(A run of records)
§

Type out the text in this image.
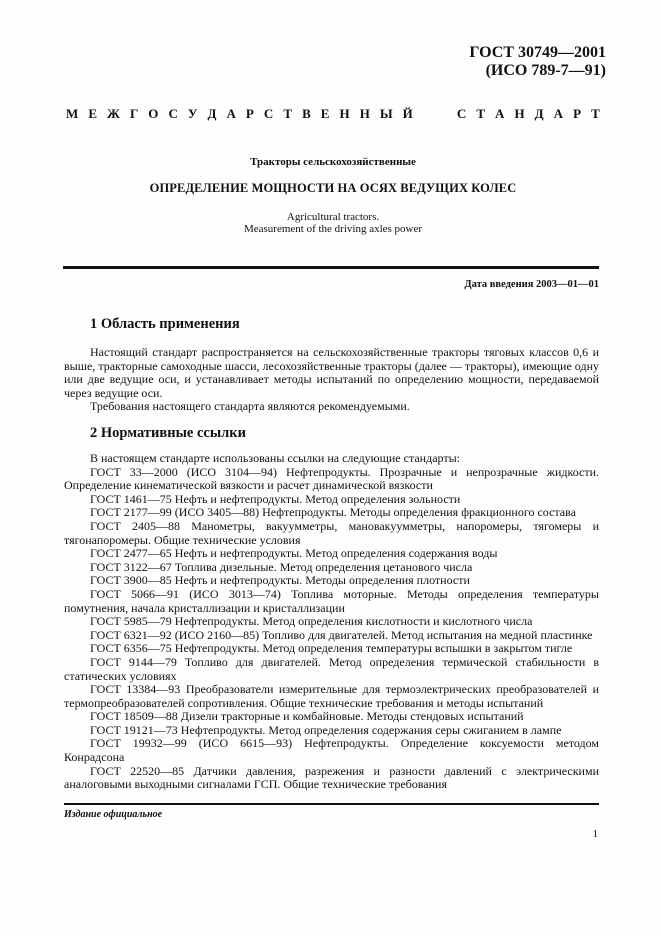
ГОСТ 30749—2001
(ИСО 789-7—91)
М Е Ж Г О С У Д А Р С Т В Е Н Н Ы Й	С Т А Н Д А Р Т
Тракторы сельскохозяйственные
ОПРЕДЕЛЕНИЕ МОЩНОСТИ НА ОСЯХ ВЕДУЩИХ КОЛЕС
Agricultural tractors.
Measurement of the driving axles power
Дата введения 2003—01—01
1 Область применения

Настоящий стандарт распространяется на сельскохозяйственные тракторы тяговых классов 0,6 и выше, тракторные самоходные шасси, лесохозяйственные тракторы (далее — тракторы), имеющие одну или две ведущие оси, и устанавливает методы испытаний по определению мощности, передаваемой через ведущие оси.

Требования настоящего стандарта являются рекомендуемыми.

2 Нормативные ссылки

В настоящем стандарте использованы ссылки на следующие стандарты:

ГОСТ 33—2000 (ИСО 3104—94) Нефтепродукты. Прозрачные и непрозрачные жидкости. Определение кинематической вязкости и расчет динамической вязкости

ГОСТ 1461—75 Нефть и нефтепродукты. Метод определения зольности

ГОСТ 2177—99 (ИСО 3405—88) Нефтепродукты. Методы определения фракционного состава

ГОСТ 2405—88 Манометры, вакуумметры, мановакуумметры, напоромеры, тягомеры и тягонапоромеры. Общие технические условия

ГОСТ 2477—65 Нефть и нефтепродукты. Метод определения содержания воды

ГОСТ 3122—67 Топлива дизельные. Метод определения цетанового числа

ГОСТ 3900—85 Нефть и нефтепродукты. Методы определения плотности

ГОСТ 5066—91 (ИСО 3013—74) Топлива моторные. Методы определения температуры помутнения, начала кристаллизации и кристаллизации

ГОСТ 5985—79 Нефтепродукты. Метод определения кислотности и кислотного числа

ГОСТ 6321—92 (ИСО 2160—85) Топливо для двигателей. Метод испытания на медной пластинке

ГОСТ 6356—75 Нефтепродукты. Метод определения температуры вспышки в закрытом тигле

ГОСТ 9144—79 Топливо для двигателей. Метод определения термической стабильности в статических условиях

ГОСТ 13384—93 Преобразователи измерительные для термоэлектрических преобразователей и термопреобразователей сопротивления. Общие технические требования и методы испытаний

ГОСТ 18509—88 Дизели тракторные и комбайновые. Методы стендовых испытаний

ГОСТ 19121—73 Нефтепродукты. Метод определения содержания серы сжиганием в лампе

ГОСТ 19932—99 (ИСО 6615—93) Нефтепродукты. Определение коксуемости методом Конрадсона

ГОСТ 22520—85 Датчики давления, разрежения и разности давлений с электрическими аналоговыми выходными сигналами ГСП. Общие технические требования

Издание официальное
1
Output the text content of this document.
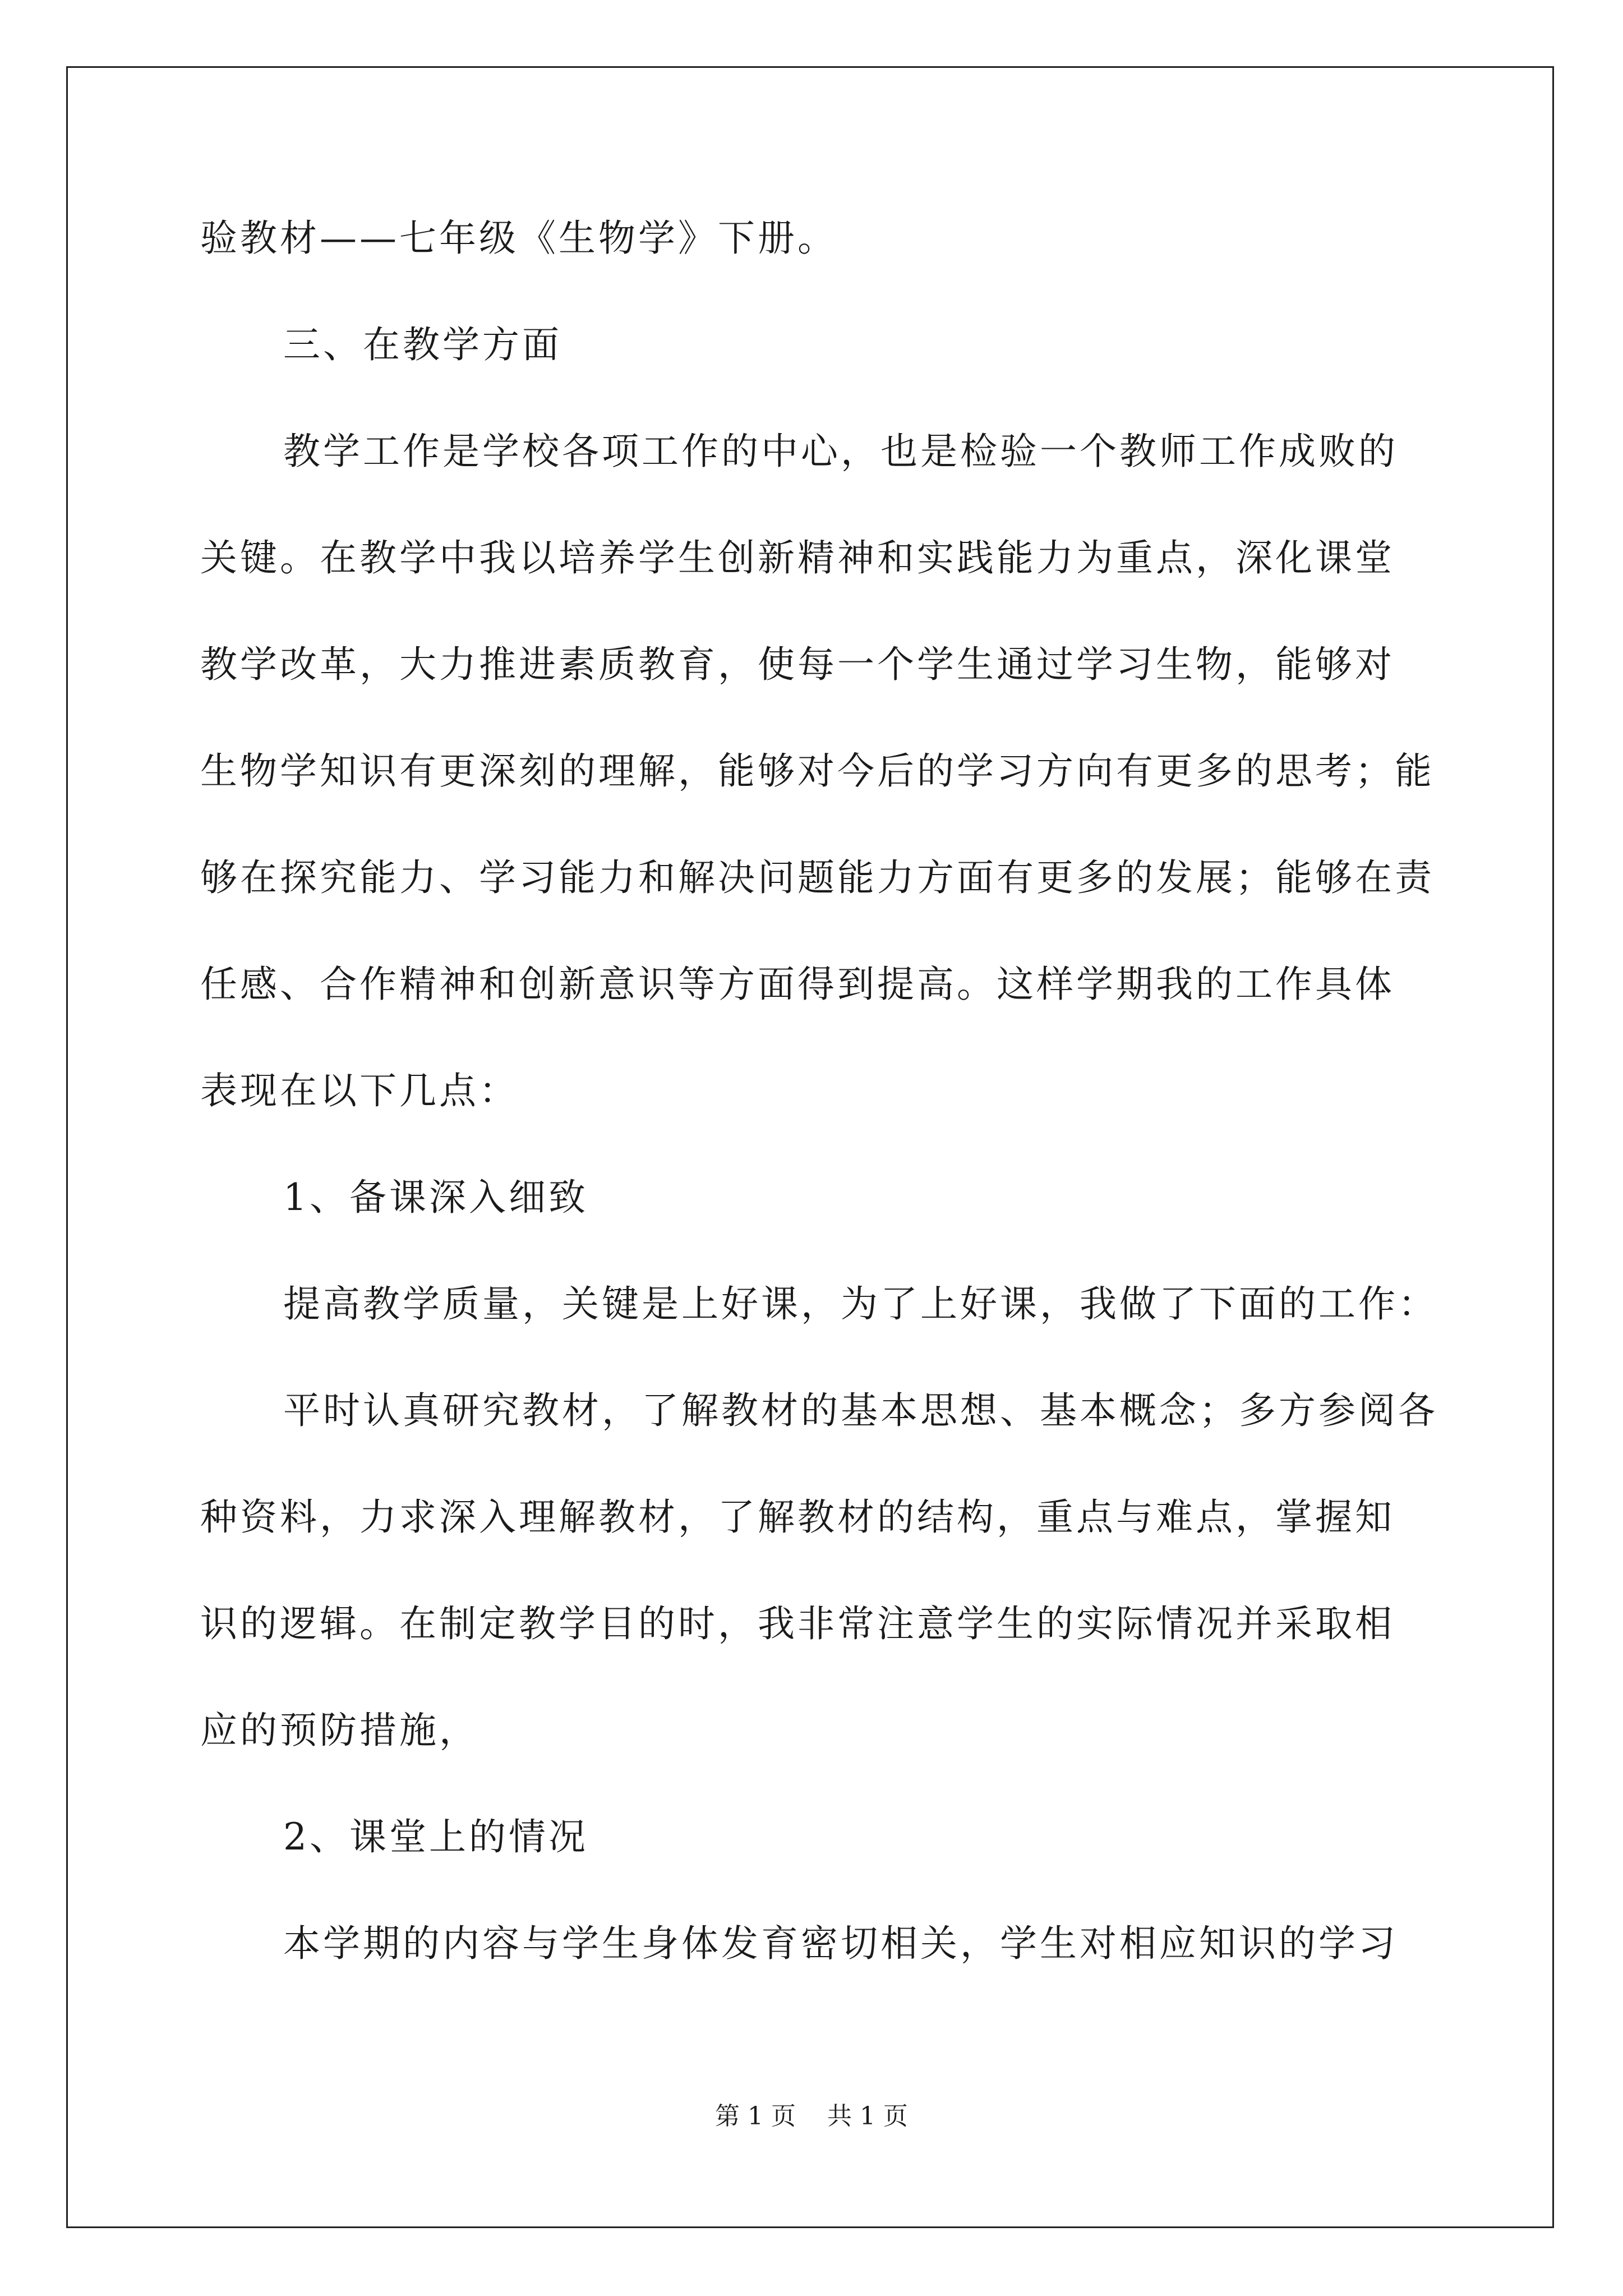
验教材——七年级《生物学》下册。
三、在教学方面
教学工作是学校各项工作的中心，也是检验一个教师工作成败的
关键。在教学中我以培养学生创新精神和实践能力为重点，深化课堂
教学改革，大力推进素质教育，使每一个学生通过学习生物，能够对
生物学知识有更深刻的理解，能够对今后的学习方向有更多的思考；能
够在探究能力、学习能力和解决问题能力方面有更多的发展；能够在责
任感、合作精神和创新意识等方面得到提高。这样学期我的工作具体
表现在以下几点：
1、备课深入细致
提高教学质量，关键是上好课，为了上好课，我做了下面的工作：
平时认真研究教材，了解教材的基本思想、基本概念；多方参阅各
种资料，力求深入理解教材，了解教材的结构，重点与难点，掌握知
识的逻辑。在制定教学目的时，我非常注意学生的实际情况并采取相
应的预防措施，
2、课堂上的情况
本学期的内容与学生身体发育密切相关，学生对相应知识的学习
第 1 页    共 1 页
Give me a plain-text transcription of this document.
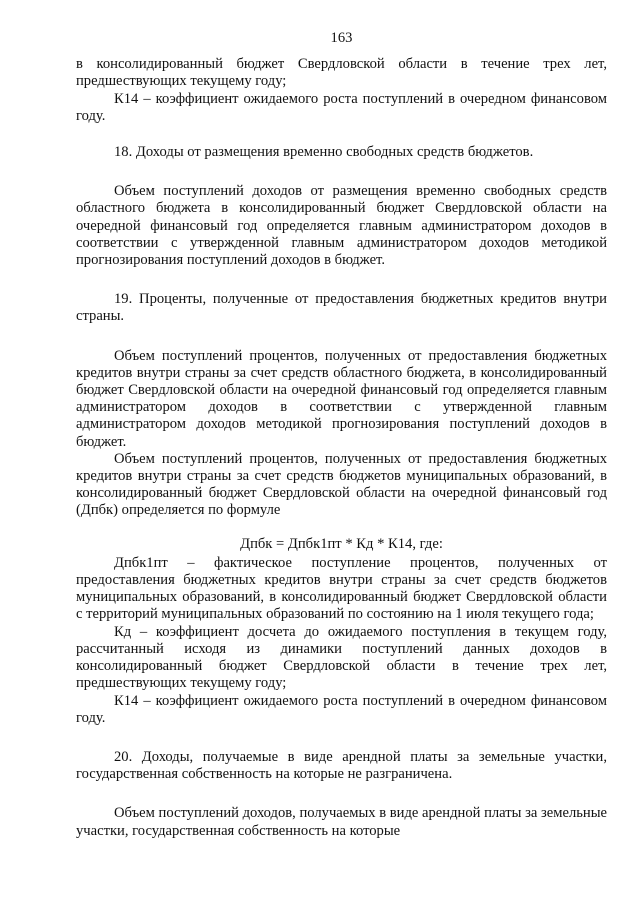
163

в консолидированный бюджет Свердловской области в течение трех лет, предшествующих текущему году;

К14 – коэффициент ожидаемого роста поступлений в очередном финансовом году.

18. Доходы от размещения временно свободных средств бюджетов.

Объем поступлений доходов от размещения временно свободных средств областного бюджета в консолидированный бюджет Свердловской области на очередной финансовый год определяется главным администратором доходов в соответствии с утвержденной главным администратором доходов методикой прогнозирования поступлений доходов в бюджет.

19. Проценты, полученные от предоставления бюджетных кредитов внутри страны.

Объем поступлений процентов, полученных от предоставления бюджетных кредитов внутри страны за счет средств областного бюджета, в консолидированный бюджет Свердловской области на очередной финансовый год определяется главным администратором доходов в соответствии с утвержденной главным администратором доходов методикой прогнозирования поступлений доходов в бюджет.

Объем поступлений процентов, полученных от предоставления бюджетных кредитов внутри страны за счет средств бюджетов муниципальных образований, в консолидированный бюджет Свердловской области на очередной финансовый год (Дпбк) определяется по формуле

Дпбк = Дпбк1пт * Кд * К14, где:

Дпбк1пт – фактическое поступление процентов, полученных от предоставления бюджетных кредитов внутри страны за счет средств бюджетов муниципальных образований, в консолидированный бюджет Свердловской области с территорий муниципальных образований по состоянию на 1 июля текущего года;

Кд – коэффициент досчета до ожидаемого поступления в текущем году, рассчитанный исходя из динамики поступлений данных доходов в консолидированный бюджет Свердловской области в течение трех лет, предшествующих текущему году;

К14 – коэффициент ожидаемого роста поступлений в очередном финансовом году.

20. Доходы, получаемые в виде арендной платы за земельные участки, государственная собственность на которые не разграничена.

Объем поступлений доходов, получаемых в виде арендной платы за земельные участки, государственная собственность на которые
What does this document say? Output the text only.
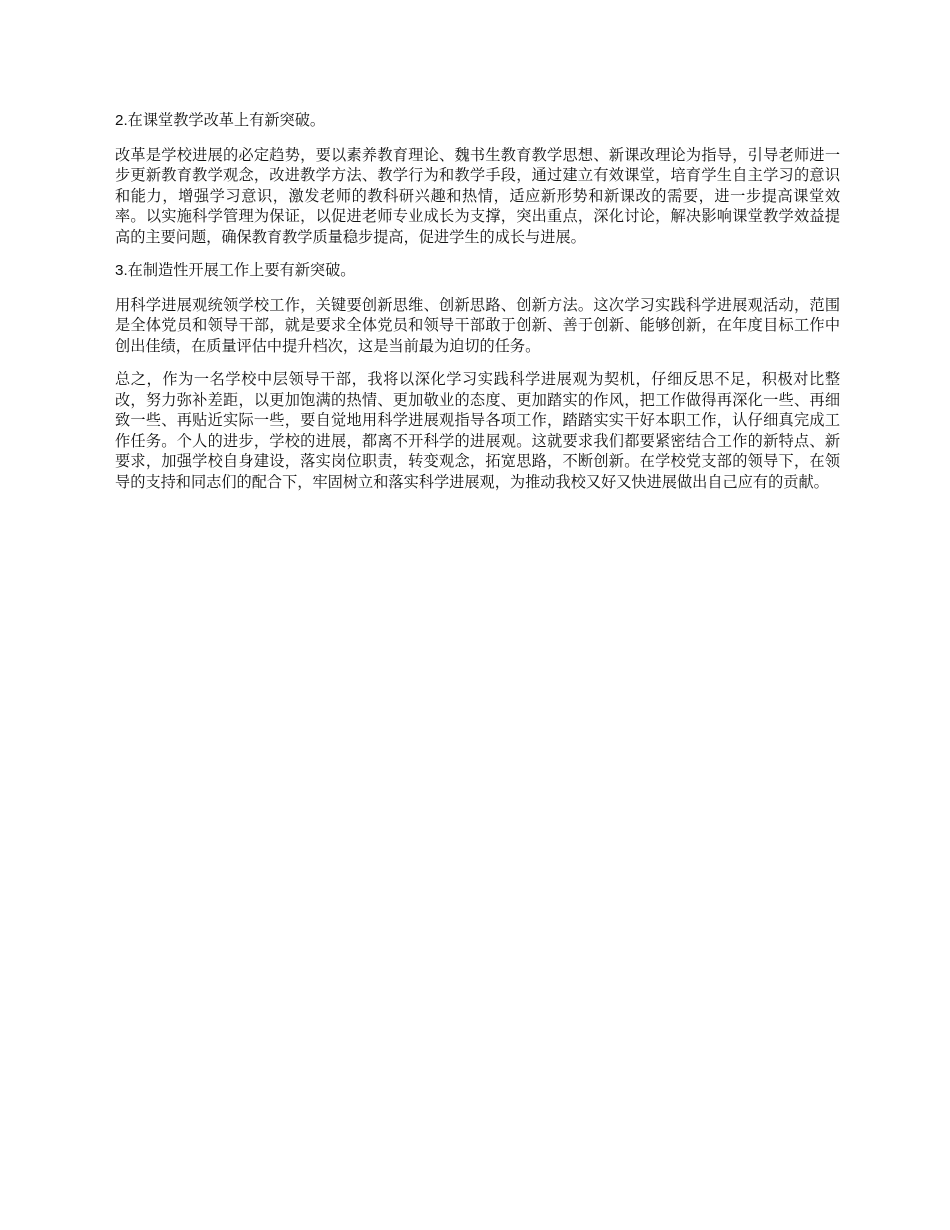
2.在课堂教学改革上有新突破。

改革是学校进展的必定趋势，要以素养教育理论、魏书生教育教学思想、新课改理论为指导，引导老师进一步更新教育教学观念，改进教学方法、教学行为和教学手段，通过建立有效课堂，培育学生自主学习的意识和能力，增强学习意识，激发老师的教科研兴趣和热情，适应新形势和新课改的需要，进一步提高课堂效率。以实施科学管理为保证，以促进老师专业成长为支撑，突出重点，深化讨论，解决影响课堂教学效益提高的主要问题，确保教育教学质量稳步提高，促进学生的成长与进展。

3.在制造性开展工作上要有新突破。

用科学进展观统领学校工作，关键要创新思维、创新思路、创新方法。这次学习实践科学进展观活动，范围是全体党员和领导干部，就是要求全体党员和领导干部敢于创新、善于创新、能够创新，在年度目标工作中创出佳绩，在质量评估中提升档次，这是当前最为迫切的任务。

总之，作为一名学校中层领导干部，我将以深化学习实践科学进展观为契机，仔细反思不足，积极对比整改，努力弥补差距，以更加饱满的热情、更加敬业的态度、更加踏实的作风，把工作做得再深化一些、再细致一些、再贴近实际一些，要自觉地用科学进展观指导各项工作，踏踏实实干好本职工作，认仔细真完成工作任务。个人的进步，学校的进展，都离不开科学的进展观。这就要求我们都要紧密结合工作的新特点、新要求，加强学校自身建设，落实岗位职责，转变观念，拓宽思路，不断创新。在学校党支部的领导下，在领导的支持和同志们的配合下，牢固树立和落实科学进展观，为推动我校又好又快进展做出自己应有的贡献。
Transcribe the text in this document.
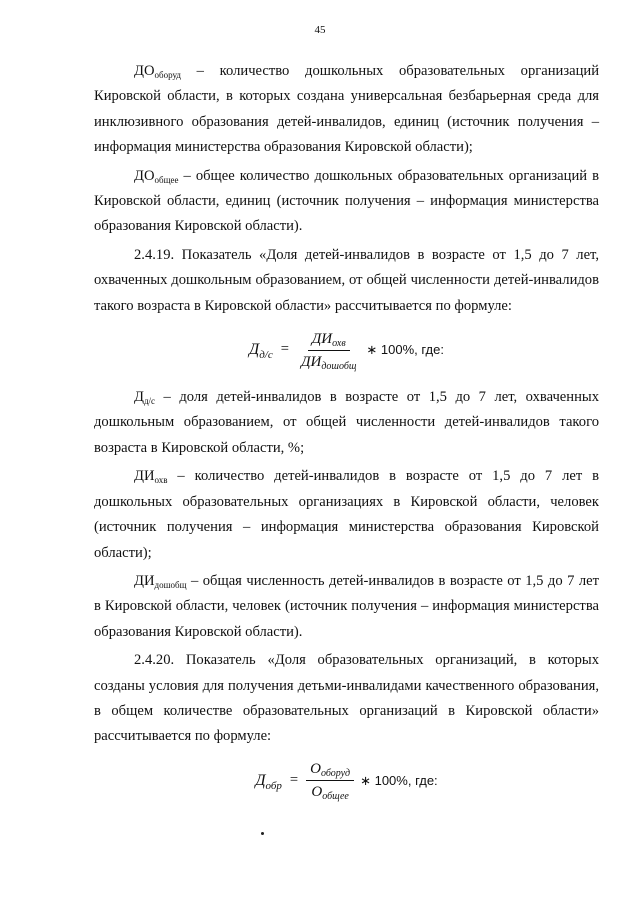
45

$ДО_{оборуд}$ – количество дошкольных образовательных организаций Кировской области, в которых создана универсальная безбарьерная среда для инклюзивного образования детей-инвалидов, единиц (источник получения – информация министерства образования Кировской области);

$ДО_{общее}$ – общее количество дошкольных образовательных организаций в Кировской области, единиц (источник получения – информация министерства образования Кировской области).

2.4.19. Показатель «Доля детей-инвалидов в возрасте от 1,5 до 7 лет, охваченных дошкольным образованием, от общей численности детей-инвалидов такого возраста в Кировской области» рассчитывается по формуле:

$Д_{д/с} = \frac{ДИ_{охв}}{ДИ_{дошобщ}}$ ∗ 100%, где:

$Д_{д/с}$ – доля детей-инвалидов в возрасте от 1,5 до 7 лет, охваченных дошкольным образованием, от общей численности детей-инвалидов такого возраста в Кировской области, %;

$ДИ_{охв}$ – количество детей-инвалидов в возрасте от 1,5 до 7 лет в дошкольных образовательных организациях в Кировской области, человек (источник получения – информация министерства образования Кировской области);

$ДИ_{дошобщ}$ – общая численность детей-инвалидов в возрасте от 1,5 до 7 лет в Кировской области, человек (источник получения – информация министерства образования Кировской области).

2.4.20. Показатель «Доля образовательных организаций, в которых созданы условия для получения детьми-инвалидами качественного образования, в общем количестве образовательных организаций в Кировской области» рассчитывается по формуле:

$Д_{обр} = \frac{О_{оборуд}}{О_{общее}}$ ∗ 100%, где:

§

▸ Goal of the exercise: Look through the entries above; copy each line where the string "предшествующих" appears.

▸ Right answer:
в консолидированный бюджет Свердловской области в течение трех лет, предшествующих текущему году;
Кд – коэффициент досчета до ожидаемого поступления в текущем году, рассчитанный исходя из динамики поступлений данных доходов в консолидированный бюджет Свердловской области в течение трех лет, предшествующих текущему году;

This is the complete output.